Description of the task -
What follows is a set of records; repeat all of them exactly.

— Start of Given entries —

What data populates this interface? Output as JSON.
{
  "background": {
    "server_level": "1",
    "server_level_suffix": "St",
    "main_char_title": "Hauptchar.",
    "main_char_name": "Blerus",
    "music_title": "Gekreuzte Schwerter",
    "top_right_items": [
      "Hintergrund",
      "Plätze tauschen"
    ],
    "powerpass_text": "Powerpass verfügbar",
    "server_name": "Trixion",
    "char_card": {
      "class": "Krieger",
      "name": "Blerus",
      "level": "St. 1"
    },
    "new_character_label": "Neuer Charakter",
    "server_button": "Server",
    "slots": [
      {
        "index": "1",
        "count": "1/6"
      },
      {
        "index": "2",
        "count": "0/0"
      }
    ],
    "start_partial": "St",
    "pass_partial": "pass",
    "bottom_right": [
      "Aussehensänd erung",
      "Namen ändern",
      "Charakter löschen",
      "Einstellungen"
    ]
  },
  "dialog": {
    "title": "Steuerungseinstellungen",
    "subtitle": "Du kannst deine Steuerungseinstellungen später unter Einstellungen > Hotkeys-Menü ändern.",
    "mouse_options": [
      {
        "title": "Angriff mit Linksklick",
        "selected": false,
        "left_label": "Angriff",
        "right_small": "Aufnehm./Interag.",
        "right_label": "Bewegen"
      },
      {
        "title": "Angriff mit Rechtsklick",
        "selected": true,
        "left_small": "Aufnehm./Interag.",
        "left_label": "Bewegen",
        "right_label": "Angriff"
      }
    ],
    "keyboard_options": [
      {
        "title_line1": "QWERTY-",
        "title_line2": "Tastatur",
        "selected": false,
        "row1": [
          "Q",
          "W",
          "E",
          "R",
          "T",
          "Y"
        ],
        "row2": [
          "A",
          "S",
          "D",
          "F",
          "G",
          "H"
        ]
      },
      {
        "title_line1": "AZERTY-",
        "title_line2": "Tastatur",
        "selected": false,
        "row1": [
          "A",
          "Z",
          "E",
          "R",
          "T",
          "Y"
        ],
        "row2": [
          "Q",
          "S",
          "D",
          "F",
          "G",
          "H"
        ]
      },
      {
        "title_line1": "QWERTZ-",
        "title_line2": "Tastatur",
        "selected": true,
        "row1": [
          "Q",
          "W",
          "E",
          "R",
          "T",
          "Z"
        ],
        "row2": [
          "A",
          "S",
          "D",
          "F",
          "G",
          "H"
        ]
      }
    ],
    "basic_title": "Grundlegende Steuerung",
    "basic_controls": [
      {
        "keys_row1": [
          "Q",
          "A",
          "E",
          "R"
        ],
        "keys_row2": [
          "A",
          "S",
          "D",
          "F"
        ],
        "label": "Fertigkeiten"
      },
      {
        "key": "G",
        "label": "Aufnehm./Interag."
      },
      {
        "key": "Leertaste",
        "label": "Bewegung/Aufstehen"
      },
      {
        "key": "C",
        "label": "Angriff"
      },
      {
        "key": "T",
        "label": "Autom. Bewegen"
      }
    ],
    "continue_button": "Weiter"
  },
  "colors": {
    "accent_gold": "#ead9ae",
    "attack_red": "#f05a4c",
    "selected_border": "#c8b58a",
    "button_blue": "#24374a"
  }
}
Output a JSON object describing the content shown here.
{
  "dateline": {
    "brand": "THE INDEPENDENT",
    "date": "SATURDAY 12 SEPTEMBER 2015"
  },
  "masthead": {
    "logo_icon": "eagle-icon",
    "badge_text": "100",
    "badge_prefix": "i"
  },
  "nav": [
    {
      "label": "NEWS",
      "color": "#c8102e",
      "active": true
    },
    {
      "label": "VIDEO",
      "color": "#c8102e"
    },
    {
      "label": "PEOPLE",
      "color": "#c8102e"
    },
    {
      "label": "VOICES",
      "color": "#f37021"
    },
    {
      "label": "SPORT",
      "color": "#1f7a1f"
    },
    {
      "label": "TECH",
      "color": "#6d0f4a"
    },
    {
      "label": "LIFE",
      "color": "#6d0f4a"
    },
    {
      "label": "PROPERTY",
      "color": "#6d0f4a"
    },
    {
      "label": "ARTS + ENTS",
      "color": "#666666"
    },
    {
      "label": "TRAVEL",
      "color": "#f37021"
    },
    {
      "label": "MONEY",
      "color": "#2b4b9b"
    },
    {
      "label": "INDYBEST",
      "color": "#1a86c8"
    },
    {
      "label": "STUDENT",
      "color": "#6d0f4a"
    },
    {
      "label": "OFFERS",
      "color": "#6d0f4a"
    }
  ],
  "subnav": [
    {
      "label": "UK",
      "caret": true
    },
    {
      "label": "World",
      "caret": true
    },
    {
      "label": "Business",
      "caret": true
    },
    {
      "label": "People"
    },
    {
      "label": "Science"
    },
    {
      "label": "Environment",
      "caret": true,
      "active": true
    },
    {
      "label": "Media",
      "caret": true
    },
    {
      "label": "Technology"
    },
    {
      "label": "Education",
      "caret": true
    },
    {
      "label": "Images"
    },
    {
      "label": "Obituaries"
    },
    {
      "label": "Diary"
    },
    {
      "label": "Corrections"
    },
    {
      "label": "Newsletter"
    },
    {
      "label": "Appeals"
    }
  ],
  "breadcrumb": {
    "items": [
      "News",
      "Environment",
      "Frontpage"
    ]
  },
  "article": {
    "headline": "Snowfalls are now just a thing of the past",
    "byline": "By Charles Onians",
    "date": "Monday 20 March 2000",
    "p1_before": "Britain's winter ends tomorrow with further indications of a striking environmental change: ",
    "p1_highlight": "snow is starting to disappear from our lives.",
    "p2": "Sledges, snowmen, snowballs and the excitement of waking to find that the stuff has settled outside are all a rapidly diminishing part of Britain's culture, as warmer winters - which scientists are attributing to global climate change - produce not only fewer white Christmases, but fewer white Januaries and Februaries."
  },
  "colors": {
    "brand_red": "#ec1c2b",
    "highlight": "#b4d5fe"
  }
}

— End of Given entries —

Reply to the exercise -
What data populates this interface? Output as JSON.
{
  "background": {
    "server_level": "1",
    "server_level_suffix": "St",
    "main_char_title": "Hauptchar.",
    "main_char_name": "Blerus",
    "music_title": "Gekreuzte Schwerter",
    "top_right_items": [
      "Hintergrund",
      "Plätze tauschen"
    ],
    "powerpass_text": "Powerpass verfügbar",
    "server_name": "Trixion",
    "char_card": {
      "class": "Krieger",
      "name": "Blerus",
      "level": "St. 1"
    },
    "new_character_label": "Neuer Charakter",
    "server_button": "Server",
    "slots": [
      {
        "index": "1",
        "count": "1/6"
      },
      {
        "index": "2",
        "count": "0/0"
      }
    ],
    "start_partial": "St",
    "pass_partial": "pass",
    "bottom_right": [
      "Aussehensänd erung",
      "Namen ändern",
      "Charakter löschen",
      "Einstellungen"
    ]
  },
  "dialog": {
    "title": "Steuerungseinstellungen",
    "subtitle": "Du kannst deine Steuerungseinstellungen später unter Einstellungen > Hotkeys-Menü ändern.",
    "mouse_options": [
      {
        "title": "Angriff mit Linksklick",
        "selected": false,
        "left_label": "Angriff",
        "right_small": "Aufnehm./Interag.",
        "right_label": "Bewegen"
      },
      {
        "title": "Angriff mit Rechtsklick",
        "selected": true,
        "left_small": "Aufnehm./Interag.",
        "left_label": "Bewegen",
        "right_label": "Angriff"
      }
    ],
    "keyboard_options": [
      {
        "title_line1": "QWERTY-",
        "title_line2": "Tastatur",
        "selected": false,
        "row1": [
          "Q",
          "W",
          "E",
          "R",
          "T",
          "Y"
        ],
        "row2": [
          "A",
          "S",
          "D",
          "F",
          "G",
          "H"
        ]
      },
      {
        "title_line1": "AZERTY-",
        "title_line2": "Tastatur",
        "selected": false,
        "row1": [
          "A",
          "Z",
          "E",
          "R",
          "T",
          "Y"
        ],
        "row2": [
          "Q",
          "S",
          "D",
          "F",
          "G",
          "H"
        ]
      },
      {
        "title_line1": "QWERTZ-",
        "title_line2": "Tastatur",
        "selected": true,
        "row1": [
          "Q",
          "W",
          "E",
          "R",
          "T",
          "Z"
        ],
        "row2": [
          "A",
          "S",
          "D",
          "F",
          "G",
          "H"
        ]
      }
    ],
    "basic_title": "Grundlegende Steuerung",
    "basic_controls": [
      {
        "keys_row1": [
          "Q",
          "A",
          "E",
          "R"
        ],
        "keys_row2": [
          "A",
          "S",
          "D",
          "F"
        ],
        "label": "Fertigkeiten"
      },
      {
        "key": "G",
        "label": "Aufnehm./Interag."
      },
      {
        "key": "Leertaste",
        "label": "Bewegung/Aufstehen"
      },
      {
        "key": "C",
        "label": "Angriff"
      },
      {
        "key": "T",
        "label": "Autom. Bewegen"
      }
    ],
    "continue_button": "Weiter"
  },
  "colors": {
    "accent_gold": "#ead9ae",
    "attack_red": "#f05a4c",
    "selected_border": "#c8b58a",
    "button_blue": "#24374a"
  }
}
Output a JSON object describing the content shown here.
{
  "dateline": {
    "brand": "THE INDEPENDENT",
    "date": "SATURDAY 12 SEPTEMBER 2015"
  },
  "masthead": {
    "logo_icon": "eagle-icon",
    "badge_text": "100",
    "badge_prefix": "i"
  },
  "nav": [
    {
      "label": "NEWS",
      "color": "#c8102e",
      "active": true
    },
    {
      "label": "VIDEO",
      "color": "#c8102e"
    },
    {
      "label": "PEOPLE",
      "color": "#c8102e"
    },
    {
      "label": "VOICES",
      "color": "#f37021"
    },
    {
      "label": "SPORT",
      "color": "#1f7a1f"
    },
    {
      "label": "TECH",
      "color": "#6d0f4a"
    },
    {
      "label": "LIFE",
      "color": "#6d0f4a"
    },
    {
      "label": "PROPERTY",
      "color": "#6d0f4a"
    },
    {
      "label": "ARTS + ENTS",
      "color": "#666666"
    },
    {
      "label": "TRAVEL",
      "color": "#f37021"
    },
    {
      "label": "MONEY",
      "color": "#2b4b9b"
    },
    {
      "label": "INDYBEST",
      "color": "#1a86c8"
    },
    {
      "label": "STUDENT",
      "color": "#6d0f4a"
    },
    {
      "label": "OFFERS",
      "color": "#6d0f4a"
    }
  ],
  "subnav": [
    {
      "label": "UK",
      "caret": true
    },
    {
      "label": "World",
      "caret": true
    },
    {
      "label": "Business",
      "caret": true
    },
    {
      "label": "People"
    },
    {
      "label": "Science"
    },
    {
      "label": "Environment",
      "caret": true,
      "active": true
    },
    {
      "label": "Media",
      "caret": true
    },
    {
      "label": "Technology"
    },
    {
      "label": "Education",
      "caret": true
    },
    {
      "label": "Images"
    },
    {
      "label": "Obituaries"
    },
    {
      "label": "Diary"
    },
    {
      "label": "Corrections"
    },
    {
      "label": "Newsletter"
    },
    {
      "label": "Appeals"
    }
  ],
  "breadcrumb": {
    "items": [
      "News",
      "Environment",
      "Frontpage"
    ]
  },
  "article": {
    "headline": "Snowfalls are now just a thing of the past",
    "byline": "By Charles Onians",
    "date": "Monday 20 March 2000",
    "p1_before": "Britain's winter ends tomorrow with further indications of a striking environmental change: ",
    "p1_highlight": "snow is starting to disappear from our lives.",
    "p2": "Sledges, snowmen, snowballs and the excitement of waking to find that the stuff has settled outside are all a rapidly diminishing part of Britain's culture, as warmer winters - which scientists are attributing to global climate change - produce not only fewer white Christmases, but fewer white Januaries and Februaries."
  },
  "colors": {
    "brand_red": "#ec1c2b",
    "highlight": "#b4d5fe"
  }
}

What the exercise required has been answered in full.